Dataset content
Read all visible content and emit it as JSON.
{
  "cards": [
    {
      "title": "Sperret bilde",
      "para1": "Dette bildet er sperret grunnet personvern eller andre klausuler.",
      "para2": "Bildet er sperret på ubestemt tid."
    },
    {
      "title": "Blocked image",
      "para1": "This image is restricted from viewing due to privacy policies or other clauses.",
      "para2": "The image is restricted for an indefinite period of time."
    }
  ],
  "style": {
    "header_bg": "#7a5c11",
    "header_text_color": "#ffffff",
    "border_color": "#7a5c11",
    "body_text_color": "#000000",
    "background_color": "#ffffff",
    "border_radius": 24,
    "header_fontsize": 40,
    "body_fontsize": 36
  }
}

Objective
Using the listing above, please repeat every entry exactly.

Correct answer
Read all visible content and emit it as JSON.
{
  "cards": [
    {
      "title": "Sperret bilde",
      "para1": "Dette bildet er sperret grunnet personvern eller andre klausuler.",
      "para2": "Bildet er sperret på ubestemt tid."
    },
    {
      "title": "Blocked image",
      "para1": "This image is restricted from viewing due to privacy policies or other clauses.",
      "para2": "The image is restricted for an indefinite period of time."
    }
  ],
  "style": {
    "header_bg": "#7a5c11",
    "header_text_color": "#ffffff",
    "border_color": "#7a5c11",
    "body_text_color": "#000000",
    "background_color": "#ffffff",
    "border_radius": 24,
    "header_fontsize": 40,
    "body_fontsize": 36
  }
}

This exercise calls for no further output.